▸ AIM A
Print the part of the Spark issue report from "Abbass Marouni updated" to "a checkpoint fails)", inclusive.
▸ AIM B
Which Spark versions does the Spark issue report list as affected?

▸ SOURCE TEXT
^^^^

[ 
https://issues.apache.org/jira/browse/SPARK-11422?page=com.atlassian.jira.plugin.system.issuetabpanels:all-tabpanel
 ]

Abbass Marouni updated SPARK-11422:
-----------------------------------
    Summary: Spark Streaming job which does a transformation involving a 
DStream and a RDD cannot be restarted from a checkpoint  (was: Restarting a 
Spark Streaming Job from a checkpoint fails)

> Spark Streaming job which does a transformation involving a DStream and a RDD 
> cannot be restarted from a checkpoint
> -------------------------------------------------------------------------------------------------------------------
>
>                 Key: SPARK-11422
>                 URL: https://issues.apache.org/jira/browse/SPARK-11422
>             Project: Spark
>          Issue Type: Bug
>    Affects Versions: 1.3.1, 1.4.1, 1.5.1
>            Reporter: Abbass Marouni
>
> A Spark Streaming job (with checkpointing enabled) that does a simple 
> transform operation on a JavaDStream by unioning it with a JavaRDD can be 
> executed correctly the first time : 
> {code}
> import java.util.Arrays;
> import java.util.List;
> import java.util.PriorityQueue;
> import java.util.Queue;
> import org.apache.spark.SparkConf;
> import org.apache.spark.api.java.JavaRDD;
> import org.apache.spark.api.java.function.Function;
> import org.apache.spark.streaming.Durations;
> import org.apache.spark.streaming.api.java.JavaDStream;
> import org.apache.spark.streaming.api.java.JavaStreamingContext;
> import org.apache.spark.streaming.api.java.JavaStreamingContextFactory;
> public class Driver2 {
>     public static final String CHKPTDIR = "/tmp/spark/checkPointDir";
>     public static void main(String[] args) {
>         JavaStreamingContextFactory factory = new 
> JavaStreamingContextFactory() {
>             @Override
>             public JavaStreamingContext create() {
>                 try {
>                     return createContext();
>                 } catch (Exception e) {
>                     // TODO Auto-generated catch block
>                     e.printStackTrace();
>                 }
>                 return null;
>             }
>         };
>         JavaStreamingContext jssc = 
> JavaStreamingContext.getOrCreate(CHKPTDIR, factory);
>         // Start our streaming context and wait for it to "finish"

^^^^

▸ SUPPLIED DATA
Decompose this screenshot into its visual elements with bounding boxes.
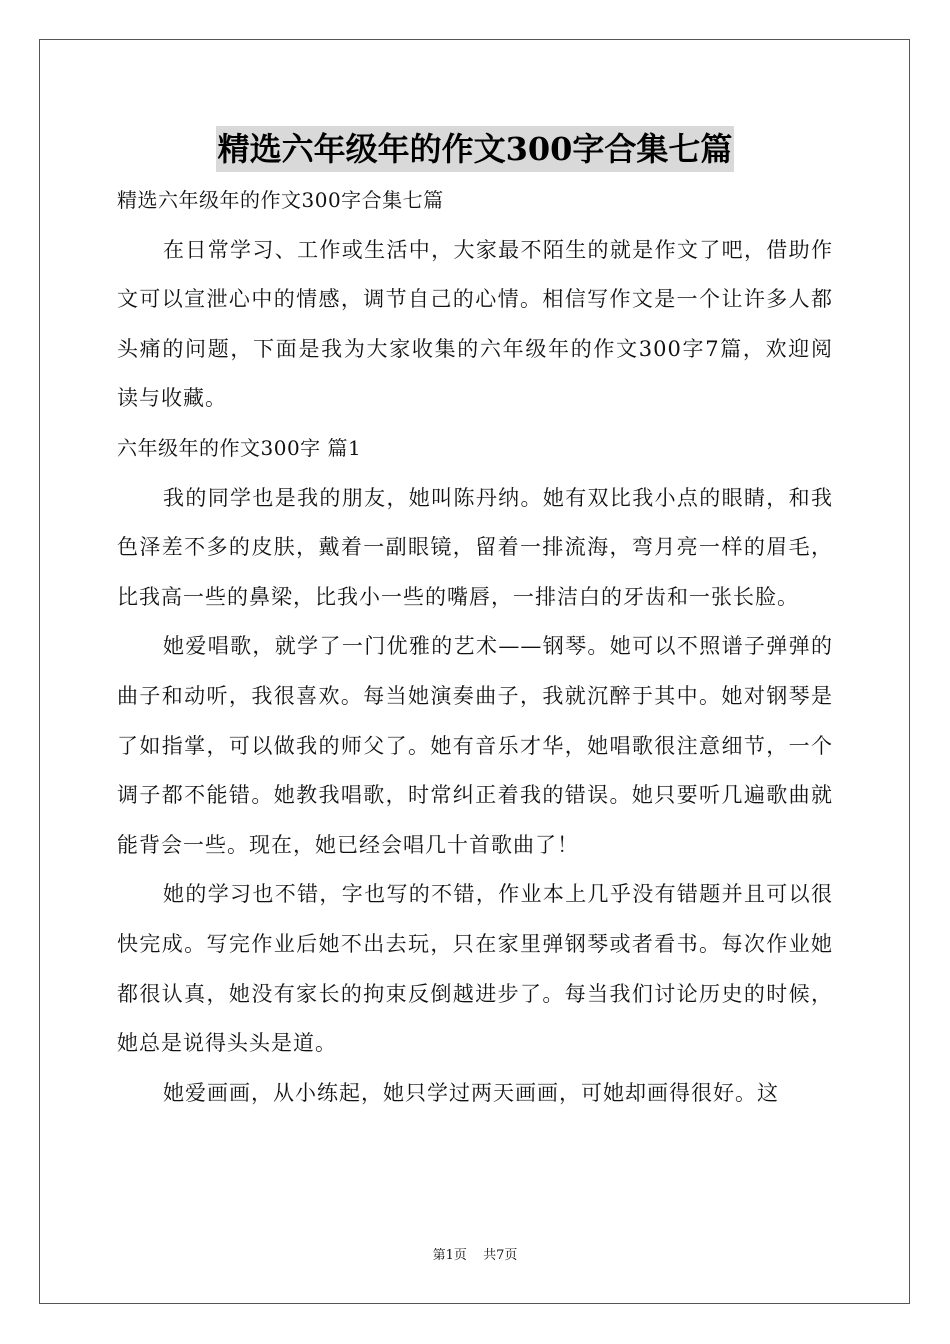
body-paragraph: 她爱唱歌，就学了一门优雅的艺术——钢琴。她可以不照谱子弹弹的曲子和动听，我很喜欢。每当她演奏曲子，我就沉醉于其中。她对钢琴是了如指掌，可以做我的师父了。她有音乐才华，她唱歌很注意细节，一个调子都不能错。她教我唱歌，时常纠正着我的错误。她只要听几遍歌曲就能背会一些。现在，她已经会唱几十首歌曲了！ bbox=[117, 634, 833, 857]
document-title: 精选六年级年的作文300字合集七篇 bbox=[216, 126, 735, 172]
body-paragraph: 她的学习也不错，字也写的不错，作业本上几乎没有错题并且可以很快完成。写完作业后她不出去玩，只在家里弹钢琴或者看书。每次作业她都很认真，她没有家长的拘束反倒越进步了。每当我们讨论历史的时候，她总是说得头头是道。 bbox=[117, 882, 833, 1056]
body-paragraph: 我的同学也是我的朋友，她叫陈丹纳。她有双比我小点的眼睛，和我色泽差不多的皮肤，戴着一副眼镜，留着一排流海，弯月亮一样的眉毛，比我高一些的鼻梁，比我小一些的嘴唇，一排洁白的牙齿和一张长脸。 bbox=[117, 485, 833, 609]
subtitle-line: 精选六年级年的作文300字合集七篇 bbox=[117, 188, 444, 212]
title-area bbox=[0, 126, 950, 172]
total-pages: 共7页 bbox=[483, 1248, 518, 1263]
body-paragraph: 她爱画画，从小练起，她只学过两天画画，可她却画得很好。这 bbox=[163, 1080, 779, 1105]
page-number: 第1页 bbox=[432, 1248, 467, 1263]
intro-paragraph: 在日常学习、工作或生活中，大家最不陌生的就是作文了吧，借助作文可以宣泄心中的情感，调节自己的心情。相信写作文是一个让许多人都头痛的问题，下面是我为大家收集的六年级年的作文300字7篇，欢迎阅读与收藏。 bbox=[117, 237, 833, 411]
section-heading: 六年级年的作文300字 篇1 bbox=[117, 435, 362, 460]
page-footer bbox=[0, 1246, 950, 1266]
document-body bbox=[117, 176, 833, 1118]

^^^^

▸ WORKED SOLUTION A
Abbass Marouni updated SPARK-11422:
-----------------------------------
    Summary: Spark Streaming job which does a transformation involving a 
DStream and a RDD cannot be restarted from a checkpoint  (was: Restarting a 
Spark Streaming Job from a checkpoint fails)

▸ WORKED SOLUTION B
1.3.1, 1.4.1, and 1.5.1